Prompt: Only the number is wanted: how many lines contain the string "size"?

Extracted data:
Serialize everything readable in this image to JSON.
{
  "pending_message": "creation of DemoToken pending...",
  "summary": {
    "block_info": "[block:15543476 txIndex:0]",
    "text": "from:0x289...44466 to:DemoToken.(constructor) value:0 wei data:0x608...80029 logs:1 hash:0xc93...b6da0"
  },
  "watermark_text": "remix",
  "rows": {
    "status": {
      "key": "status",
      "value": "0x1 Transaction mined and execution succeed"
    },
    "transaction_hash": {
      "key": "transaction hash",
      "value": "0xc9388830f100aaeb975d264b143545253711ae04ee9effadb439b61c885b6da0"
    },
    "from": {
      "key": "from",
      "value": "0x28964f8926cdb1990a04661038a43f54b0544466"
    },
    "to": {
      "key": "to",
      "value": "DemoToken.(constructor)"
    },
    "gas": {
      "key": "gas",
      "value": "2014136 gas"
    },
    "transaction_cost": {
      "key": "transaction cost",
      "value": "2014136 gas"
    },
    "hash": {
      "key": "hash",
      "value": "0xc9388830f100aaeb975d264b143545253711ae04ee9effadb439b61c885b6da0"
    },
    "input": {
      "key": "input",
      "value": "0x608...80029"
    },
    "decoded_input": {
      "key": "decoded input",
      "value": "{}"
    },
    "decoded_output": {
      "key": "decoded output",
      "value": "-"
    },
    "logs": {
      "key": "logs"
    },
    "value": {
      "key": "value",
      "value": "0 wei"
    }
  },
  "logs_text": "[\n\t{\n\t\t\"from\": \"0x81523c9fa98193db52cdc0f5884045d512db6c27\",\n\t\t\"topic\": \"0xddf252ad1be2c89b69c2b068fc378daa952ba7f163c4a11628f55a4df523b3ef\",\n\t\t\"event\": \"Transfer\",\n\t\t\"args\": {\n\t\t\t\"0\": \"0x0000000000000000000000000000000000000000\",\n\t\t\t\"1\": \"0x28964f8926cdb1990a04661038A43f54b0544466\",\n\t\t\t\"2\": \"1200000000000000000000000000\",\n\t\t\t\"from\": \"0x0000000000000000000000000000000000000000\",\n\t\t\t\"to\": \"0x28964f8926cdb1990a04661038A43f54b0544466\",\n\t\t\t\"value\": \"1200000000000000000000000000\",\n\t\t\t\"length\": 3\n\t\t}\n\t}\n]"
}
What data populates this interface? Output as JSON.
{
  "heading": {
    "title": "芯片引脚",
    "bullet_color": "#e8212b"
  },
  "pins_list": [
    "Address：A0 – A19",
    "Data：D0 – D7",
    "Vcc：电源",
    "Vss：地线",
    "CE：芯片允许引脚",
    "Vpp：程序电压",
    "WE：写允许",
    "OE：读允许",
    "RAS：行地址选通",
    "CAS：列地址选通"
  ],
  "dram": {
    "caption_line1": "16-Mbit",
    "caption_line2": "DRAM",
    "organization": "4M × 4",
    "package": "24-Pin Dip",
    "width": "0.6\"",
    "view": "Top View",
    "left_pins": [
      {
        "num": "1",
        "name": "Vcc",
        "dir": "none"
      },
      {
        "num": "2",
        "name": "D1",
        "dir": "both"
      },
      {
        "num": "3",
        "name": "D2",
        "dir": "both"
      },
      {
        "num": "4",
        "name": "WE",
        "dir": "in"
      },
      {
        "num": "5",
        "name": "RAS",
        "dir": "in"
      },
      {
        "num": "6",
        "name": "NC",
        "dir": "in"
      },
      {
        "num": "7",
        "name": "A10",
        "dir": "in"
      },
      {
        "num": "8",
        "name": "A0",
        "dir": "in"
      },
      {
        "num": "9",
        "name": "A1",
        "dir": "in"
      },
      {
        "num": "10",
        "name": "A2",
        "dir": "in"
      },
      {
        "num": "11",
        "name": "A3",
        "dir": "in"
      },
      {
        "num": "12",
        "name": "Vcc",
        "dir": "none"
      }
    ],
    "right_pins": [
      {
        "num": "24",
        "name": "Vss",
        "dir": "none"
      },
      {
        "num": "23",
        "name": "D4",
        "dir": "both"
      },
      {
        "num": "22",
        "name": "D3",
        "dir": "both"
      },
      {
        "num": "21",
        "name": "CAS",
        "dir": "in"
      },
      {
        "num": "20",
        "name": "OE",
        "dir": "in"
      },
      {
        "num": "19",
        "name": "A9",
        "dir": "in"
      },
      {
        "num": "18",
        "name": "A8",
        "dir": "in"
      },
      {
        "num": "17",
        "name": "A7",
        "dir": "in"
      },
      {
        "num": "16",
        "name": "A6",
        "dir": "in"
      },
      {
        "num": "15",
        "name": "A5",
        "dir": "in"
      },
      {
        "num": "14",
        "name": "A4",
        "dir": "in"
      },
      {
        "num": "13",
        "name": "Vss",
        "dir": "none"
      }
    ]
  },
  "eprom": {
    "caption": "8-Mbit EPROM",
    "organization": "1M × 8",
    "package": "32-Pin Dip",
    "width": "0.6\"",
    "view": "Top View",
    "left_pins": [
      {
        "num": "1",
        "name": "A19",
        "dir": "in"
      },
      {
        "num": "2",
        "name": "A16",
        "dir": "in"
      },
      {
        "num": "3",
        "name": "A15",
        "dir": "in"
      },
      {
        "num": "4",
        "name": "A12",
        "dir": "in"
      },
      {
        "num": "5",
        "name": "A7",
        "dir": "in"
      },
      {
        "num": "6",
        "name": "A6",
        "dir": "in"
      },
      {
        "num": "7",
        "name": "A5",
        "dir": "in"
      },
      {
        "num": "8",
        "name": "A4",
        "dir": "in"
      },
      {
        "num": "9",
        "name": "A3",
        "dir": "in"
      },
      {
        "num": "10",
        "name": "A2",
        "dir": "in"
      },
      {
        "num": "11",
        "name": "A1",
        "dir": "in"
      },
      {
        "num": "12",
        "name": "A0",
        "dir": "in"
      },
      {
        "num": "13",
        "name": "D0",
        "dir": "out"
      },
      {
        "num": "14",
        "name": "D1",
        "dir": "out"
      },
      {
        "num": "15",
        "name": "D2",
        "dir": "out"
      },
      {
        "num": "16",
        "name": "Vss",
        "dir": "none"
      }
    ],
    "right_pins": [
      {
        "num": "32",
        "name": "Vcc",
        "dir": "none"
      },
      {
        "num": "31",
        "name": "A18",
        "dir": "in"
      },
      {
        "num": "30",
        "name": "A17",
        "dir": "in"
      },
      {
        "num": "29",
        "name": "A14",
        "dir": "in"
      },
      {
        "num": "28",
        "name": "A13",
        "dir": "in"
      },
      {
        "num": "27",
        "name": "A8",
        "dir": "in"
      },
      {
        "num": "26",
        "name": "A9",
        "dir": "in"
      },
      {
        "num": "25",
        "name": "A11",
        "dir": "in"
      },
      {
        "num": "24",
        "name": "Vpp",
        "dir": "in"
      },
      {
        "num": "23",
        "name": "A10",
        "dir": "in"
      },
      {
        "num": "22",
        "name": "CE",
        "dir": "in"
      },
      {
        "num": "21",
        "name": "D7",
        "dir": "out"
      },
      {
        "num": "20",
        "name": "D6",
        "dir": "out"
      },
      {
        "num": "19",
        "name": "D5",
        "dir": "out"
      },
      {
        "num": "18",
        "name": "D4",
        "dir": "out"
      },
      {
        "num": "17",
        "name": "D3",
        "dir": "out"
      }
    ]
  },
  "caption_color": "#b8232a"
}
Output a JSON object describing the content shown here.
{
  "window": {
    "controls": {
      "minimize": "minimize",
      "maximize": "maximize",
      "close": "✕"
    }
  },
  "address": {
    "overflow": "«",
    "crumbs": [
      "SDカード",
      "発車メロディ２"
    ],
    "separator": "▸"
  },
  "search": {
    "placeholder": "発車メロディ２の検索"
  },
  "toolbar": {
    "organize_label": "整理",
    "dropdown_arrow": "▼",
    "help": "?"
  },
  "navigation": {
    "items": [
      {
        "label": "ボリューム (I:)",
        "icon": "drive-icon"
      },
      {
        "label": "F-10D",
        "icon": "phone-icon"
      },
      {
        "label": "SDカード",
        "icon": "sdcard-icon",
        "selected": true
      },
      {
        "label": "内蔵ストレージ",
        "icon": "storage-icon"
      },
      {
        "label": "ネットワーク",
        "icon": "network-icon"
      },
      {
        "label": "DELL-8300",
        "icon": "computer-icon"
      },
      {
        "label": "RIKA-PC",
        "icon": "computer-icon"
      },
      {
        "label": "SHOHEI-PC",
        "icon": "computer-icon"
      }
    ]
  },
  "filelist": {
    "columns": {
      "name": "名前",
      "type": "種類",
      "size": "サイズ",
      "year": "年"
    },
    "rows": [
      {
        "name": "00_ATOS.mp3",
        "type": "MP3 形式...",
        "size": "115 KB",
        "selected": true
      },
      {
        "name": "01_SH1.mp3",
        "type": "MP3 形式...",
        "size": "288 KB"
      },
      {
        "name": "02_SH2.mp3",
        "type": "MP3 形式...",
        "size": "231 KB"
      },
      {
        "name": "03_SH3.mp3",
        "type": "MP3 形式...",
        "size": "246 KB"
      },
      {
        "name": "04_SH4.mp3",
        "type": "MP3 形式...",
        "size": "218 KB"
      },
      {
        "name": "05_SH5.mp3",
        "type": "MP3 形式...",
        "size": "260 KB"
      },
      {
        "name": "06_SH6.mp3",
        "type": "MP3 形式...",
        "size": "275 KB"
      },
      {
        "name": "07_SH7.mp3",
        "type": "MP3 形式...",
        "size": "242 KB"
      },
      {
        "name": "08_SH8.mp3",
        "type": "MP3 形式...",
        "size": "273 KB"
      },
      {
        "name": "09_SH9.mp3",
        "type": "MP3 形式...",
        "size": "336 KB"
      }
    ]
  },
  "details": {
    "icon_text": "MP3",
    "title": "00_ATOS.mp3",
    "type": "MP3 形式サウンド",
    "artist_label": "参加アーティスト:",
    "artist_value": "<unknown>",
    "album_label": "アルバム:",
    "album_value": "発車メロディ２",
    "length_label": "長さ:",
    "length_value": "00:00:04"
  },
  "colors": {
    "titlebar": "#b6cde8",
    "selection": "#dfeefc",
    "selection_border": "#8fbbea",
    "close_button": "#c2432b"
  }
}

Correct response: 11